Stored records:
-- start --
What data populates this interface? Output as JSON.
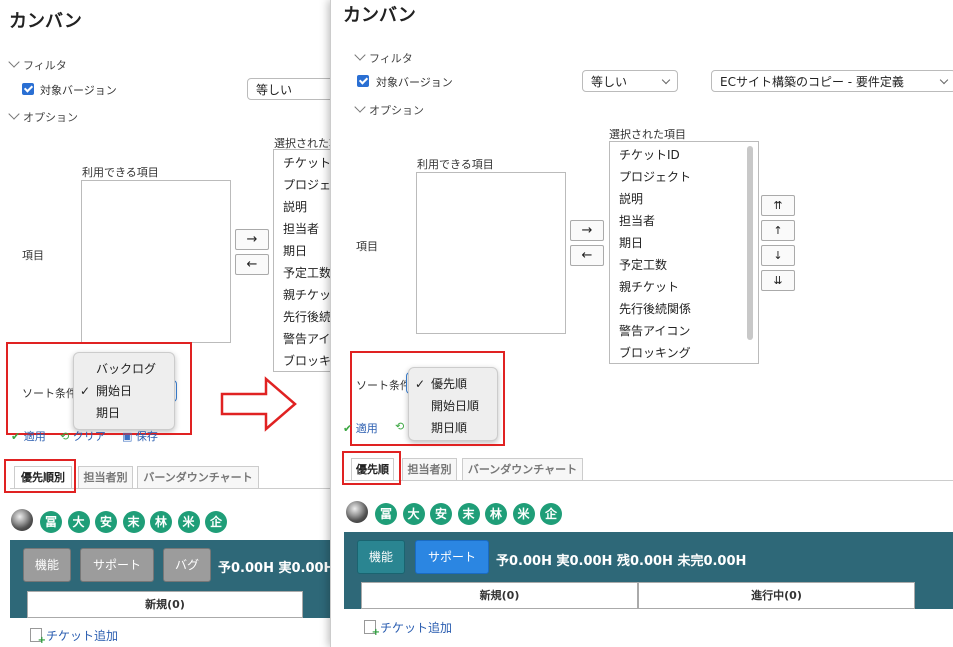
{
  "left": {
    "title": "カンバン",
    "filter_label": "フィルタ",
    "version_label": "対象バージョン",
    "operator": "等しい",
    "options_label": "オプション",
    "items_label": "項目",
    "available_label": "利用できる項目",
    "selected_label": "選択された項目",
    "selected_items": [
      "チケット",
      "プロジェ",
      "説明",
      "担当者",
      "期日",
      "予定工数",
      "親チケッ",
      "先行後続",
      "警告アイ",
      "ブロッキ"
    ],
    "arrow_right": "→",
    "arrow_left": "←",
    "sort_label": "ソート条件",
    "sort_menu": [
      {
        "label": "バックログ",
        "checked": false
      },
      {
        "label": "開始日",
        "checked": true
      },
      {
        "label": "期日",
        "checked": false
      }
    ],
    "check_mark": "✓",
    "apply": "適用",
    "clear": "クリア",
    "save": "保存",
    "tabs": [
      "優先順別",
      "担当者別",
      "バーンダウンチャート"
    ],
    "badges": [
      "冨",
      "大",
      "安",
      "末",
      "林",
      "米",
      "企"
    ],
    "buttons": [
      "機能",
      "サポート",
      "バグ"
    ],
    "stats": "予0.00H 実0.00H",
    "col_new": "新規(0)",
    "add_ticket": "チケット追加"
  },
  "right": {
    "title": "カンバン",
    "filter_label": "フィルタ",
    "version_label": "対象バージョン",
    "operator": "等しい",
    "version_value": "ECサイト構築のコピー - 要件定義",
    "options_label": "オプション",
    "items_label": "項目",
    "available_label": "利用できる項目",
    "selected_label": "選択された項目",
    "selected_items": [
      "チケットID",
      "プロジェクト",
      "説明",
      "担当者",
      "期日",
      "予定工数",
      "親チケット",
      "先行後続関係",
      "警告アイコン",
      "ブロッキング"
    ],
    "arrow_right": "→",
    "arrow_left": "←",
    "move_buttons": [
      "⇈",
      "↑",
      "↓",
      "⇊"
    ],
    "sort_label": "ソート条件",
    "sort_menu": [
      {
        "label": "優先順",
        "checked": true
      },
      {
        "label": "開始日順",
        "checked": false
      },
      {
        "label": "期日順",
        "checked": false
      }
    ],
    "check_mark": "✓",
    "apply": "適用",
    "tabs": [
      "優先順",
      "担当者別",
      "バーンダウンチャート"
    ],
    "badges": [
      "冨",
      "大",
      "安",
      "末",
      "林",
      "米",
      "企"
    ],
    "buttons": [
      "機能",
      "サポート"
    ],
    "stats": "予0.00H 実0.00H 残0.00H 未完0.00H",
    "col_new": "新規(0)",
    "col_progress": "進行中(0)",
    "add_ticket": "チケット追加"
  },
  "colors": {
    "highlight": "#e02222",
    "board": "#2e6878",
    "badge": "#1f9e78",
    "link": "#2a5db0"
  }
}
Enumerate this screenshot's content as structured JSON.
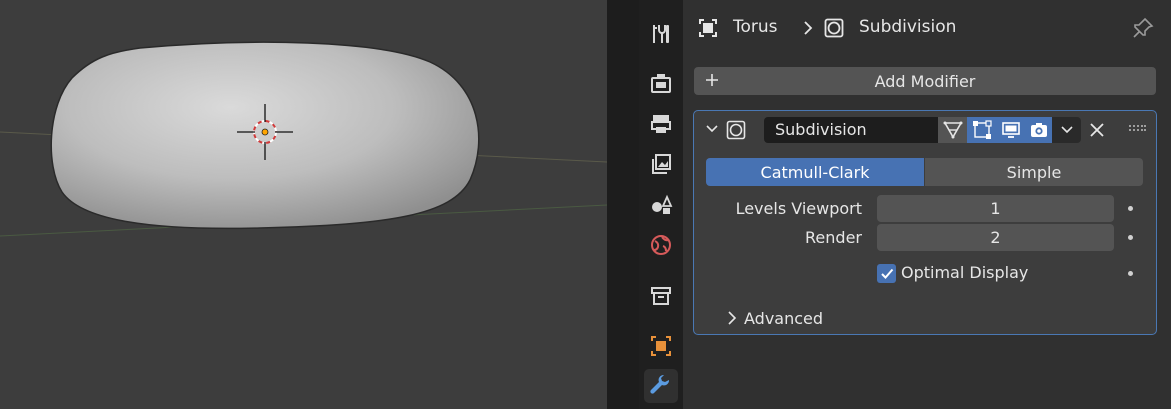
{
  "viewport": {
    "background": "#3d3d3d",
    "object_color": "#b8b8b8"
  },
  "tabs": [
    {
      "name": "tool-tab",
      "icon": "tool-icon",
      "active": false
    },
    {
      "name": "render-tab",
      "icon": "render-icon",
      "active": false
    },
    {
      "name": "output-tab",
      "icon": "output-icon",
      "active": false
    },
    {
      "name": "view-layer-tab",
      "icon": "view-layer-icon",
      "active": false
    },
    {
      "name": "scene-tab",
      "icon": "scene-icon",
      "active": false
    },
    {
      "name": "world-tab",
      "icon": "world-icon",
      "active": false
    },
    {
      "name": "collection-tab",
      "icon": "collection-icon",
      "active": false
    },
    {
      "name": "object-tab",
      "icon": "object-icon",
      "active": false
    },
    {
      "name": "modifier-tab",
      "icon": "wrench-icon",
      "active": true
    }
  ],
  "header": {
    "object_name": "Torus",
    "modifier_name": "Subdivision"
  },
  "add_modifier_label": "Add Modifier",
  "modifier": {
    "name": "Subdivision",
    "accent": "#4772b3",
    "mode_options": [
      "Catmull-Clark",
      "Simple"
    ],
    "selected_mode": "Catmull-Clark",
    "levels_viewport_label": "Levels Viewport",
    "levels_viewport_value": "1",
    "render_label": "Render",
    "render_value": "2",
    "optimal_display_label": "Optimal Display",
    "optimal_display_checked": true,
    "advanced_label": "Advanced"
  }
}
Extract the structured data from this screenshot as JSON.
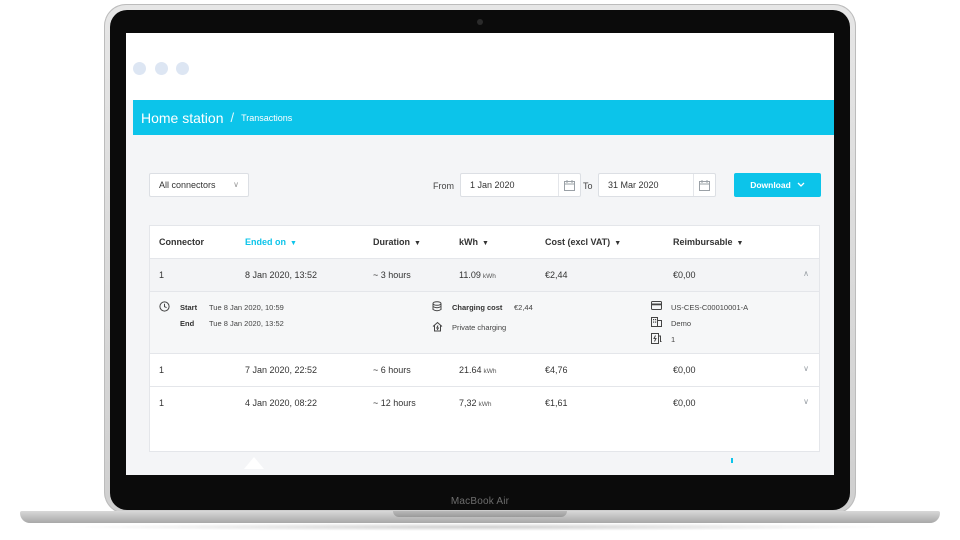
{
  "device": {
    "brand": "MacBook Air"
  },
  "header": {
    "title": "Home station",
    "separator": "/",
    "subtitle": "Transactions"
  },
  "filters": {
    "connector_select": "All connectors",
    "from_label": "From",
    "from_value": "1 Jan 2020",
    "to_label": "To",
    "to_value": "31 Mar 2020",
    "download_label": "Download"
  },
  "table": {
    "columns": [
      "Connector",
      "Ended on",
      "Duration",
      "kWh",
      "Cost (excl VAT)",
      "Reimbursable"
    ],
    "rows": [
      {
        "connector": "1",
        "ended_on": "8 Jan 2020, 13:52",
        "duration": "~ 3 hours",
        "kwh": "11.09",
        "kwh_unit": "kWh",
        "cost": "€2,44",
        "reimbursable": "€0,00"
      },
      {
        "connector": "1",
        "ended_on": "7 Jan 2020, 22:52",
        "duration": "~ 6 hours",
        "kwh": "21.64",
        "kwh_unit": "kWh",
        "cost": "€4,76",
        "reimbursable": "€0,00"
      },
      {
        "connector": "1",
        "ended_on": "4 Jan 2020, 08:22",
        "duration": "~ 12 hours",
        "kwh": "7,32",
        "kwh_unit": "kWh",
        "cost": "€1,61",
        "reimbursable": "€0,00"
      }
    ]
  },
  "detail": {
    "start_label": "Start",
    "start_value": "Tue 8 Jan 2020, 10:59",
    "end_label": "End",
    "end_value": "Tue 8 Jan 2020, 13:52",
    "charging_cost_label": "Charging cost",
    "charging_cost_value": "€2,44",
    "charging_type": "Private charging",
    "card_id": "US-CES-C00010001-A",
    "organization": "Demo",
    "charger_number": "1"
  },
  "colors": {
    "accent": "#0cc4ea",
    "background": "#f4f5f7"
  }
}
-- end --
Exercise prompt:
Write out the material above again, word for word, minus its pictures.

Result:
What data populates this interface? Output as JSON.
{
  "left": {
    "title": "カンバン",
    "filter_label": "フィルタ",
    "version_label": "対象バージョン",
    "operator": "等しい",
    "options_label": "オプション",
    "items_label": "項目",
    "available_label": "利用できる項目",
    "selected_label": "選択された項目",
    "selected_items": [
      "チケット",
      "プロジェ",
      "説明",
      "担当者",
      "期日",
      "予定工数",
      "親チケッ",
      "先行後続",
      "警告アイ",
      "ブロッキ"
    ],
    "arrow_right": "→",
    "arrow_left": "←",
    "sort_label": "ソート条件",
    "sort_menu": [
      {
        "label": "バックログ",
        "checked": false
      },
      {
        "label": "開始日",
        "checked": true
      },
      {
        "label": "期日",
        "checked": false
      }
    ],
    "check_mark": "✓",
    "apply": "適用",
    "clear": "クリア",
    "save": "保存",
    "tabs": [
      "優先順別",
      "担当者別",
      "バーンダウンチャート"
    ],
    "badges": [
      "冨",
      "大",
      "安",
      "末",
      "林",
      "米",
      "企"
    ],
    "buttons": [
      "機能",
      "サポート",
      "バグ"
    ],
    "stats": "予0.00H 実0.00H",
    "col_new": "新規(0)",
    "add_ticket": "チケット追加"
  },
  "right": {
    "title": "カンバン",
    "filter_label": "フィルタ",
    "version_label": "対象バージョン",
    "operator": "等しい",
    "version_value": "ECサイト構築のコピー - 要件定義",
    "options_label": "オプション",
    "items_label": "項目",
    "available_label": "利用できる項目",
    "selected_label": "選択された項目",
    "selected_items": [
      "チケットID",
      "プロジェクト",
      "説明",
      "担当者",
      "期日",
      "予定工数",
      "親チケット",
      "先行後続関係",
      "警告アイコン",
      "ブロッキング"
    ],
    "arrow_right": "→",
    "arrow_left": "←",
    "move_buttons": [
      "⇈",
      "↑",
      "↓",
      "⇊"
    ],
    "sort_label": "ソート条件",
    "sort_menu": [
      {
        "label": "優先順",
        "checked": true
      },
      {
        "label": "開始日順",
        "checked": false
      },
      {
        "label": "期日順",
        "checked": false
      }
    ],
    "check_mark": "✓",
    "apply": "適用",
    "tabs": [
      "優先順",
      "担当者別",
      "バーンダウンチャート"
    ],
    "badges": [
      "冨",
      "大",
      "安",
      "末",
      "林",
      "米",
      "企"
    ],
    "buttons": [
      "機能",
      "サポート"
    ],
    "stats": "予0.00H 実0.00H 残0.00H 未完0.00H",
    "col_new": "新規(0)",
    "col_progress": "進行中(0)",
    "add_ticket": "チケット追加"
  },
  "colors": {
    "highlight": "#e02222",
    "board": "#2e6878",
    "badge": "#1f9e78",
    "link": "#2a5db0"
  }
}
Enumerate this screenshot's content as structured JSON.
{
  "viewport": {
    "background": "#3d3d3d",
    "object_color": "#b8b8b8"
  },
  "tabs": [
    {
      "name": "tool-tab",
      "icon": "tool-icon",
      "active": false
    },
    {
      "name": "render-tab",
      "icon": "render-icon",
      "active": false
    },
    {
      "name": "output-tab",
      "icon": "output-icon",
      "active": false
    },
    {
      "name": "view-layer-tab",
      "icon": "view-layer-icon",
      "active": false
    },
    {
      "name": "scene-tab",
      "icon": "scene-icon",
      "active": false
    },
    {
      "name": "world-tab",
      "icon": "world-icon",
      "active": false
    },
    {
      "name": "collection-tab",
      "icon": "collection-icon",
      "active": false
    },
    {
      "name": "object-tab",
      "icon": "object-icon",
      "active": false
    },
    {
      "name": "modifier-tab",
      "icon": "wrench-icon",
      "active": true
    }
  ],
  "header": {
    "object_name": "Torus",
    "modifier_name": "Subdivision"
  },
  "add_modifier_label": "Add Modifier",
  "modifier": {
    "name": "Subdivision",
    "accent": "#4772b3",
    "mode_options": [
      "Catmull-Clark",
      "Simple"
    ],
    "selected_mode": "Catmull-Clark",
    "levels_viewport_label": "Levels Viewport",
    "levels_viewport_value": "1",
    "render_label": "Render",
    "render_value": "2",
    "optimal_display_label": "Optimal Display",
    "optimal_display_checked": true,
    "advanced_label": "Advanced"
  }
}
Extract the structured data from this screenshot as JSON.
{
  "device": {
    "brand": "MacBook Air"
  },
  "header": {
    "title": "Home station",
    "separator": "/",
    "subtitle": "Transactions"
  },
  "filters": {
    "connector_select": "All connectors",
    "from_label": "From",
    "from_value": "1 Jan 2020",
    "to_label": "To",
    "to_value": "31 Mar 2020",
    "download_label": "Download"
  },
  "table": {
    "columns": [
      "Connector",
      "Ended on",
      "Duration",
      "kWh",
      "Cost (excl VAT)",
      "Reimbursable"
    ],
    "rows": [
      {
        "connector": "1",
        "ended_on": "8 Jan 2020, 13:52",
        "duration": "~ 3 hours",
        "kwh": "11.09",
        "kwh_unit": "kWh",
        "cost": "€2,44",
        "reimbursable": "€0,00"
      },
      {
        "connector": "1",
        "ended_on": "7 Jan 2020, 22:52",
        "duration": "~ 6 hours",
        "kwh": "21.64",
        "kwh_unit": "kWh",
        "cost": "€4,76",
        "reimbursable": "€0,00"
      },
      {
        "connector": "1",
        "ended_on": "4 Jan 2020, 08:22",
        "duration": "~ 12 hours",
        "kwh": "7,32",
        "kwh_unit": "kWh",
        "cost": "€1,61",
        "reimbursable": "€0,00"
      }
    ]
  },
  "detail": {
    "start_label": "Start",
    "start_value": "Tue 8 Jan 2020, 10:59",
    "end_label": "End",
    "end_value": "Tue 8 Jan 2020, 13:52",
    "charging_cost_label": "Charging cost",
    "charging_cost_value": "€2,44",
    "charging_type": "Private charging",
    "card_id": "US-CES-C00010001-A",
    "organization": "Demo",
    "charger_number": "1"
  },
  "colors": {
    "accent": "#0cc4ea",
    "background": "#f4f5f7"
  }
}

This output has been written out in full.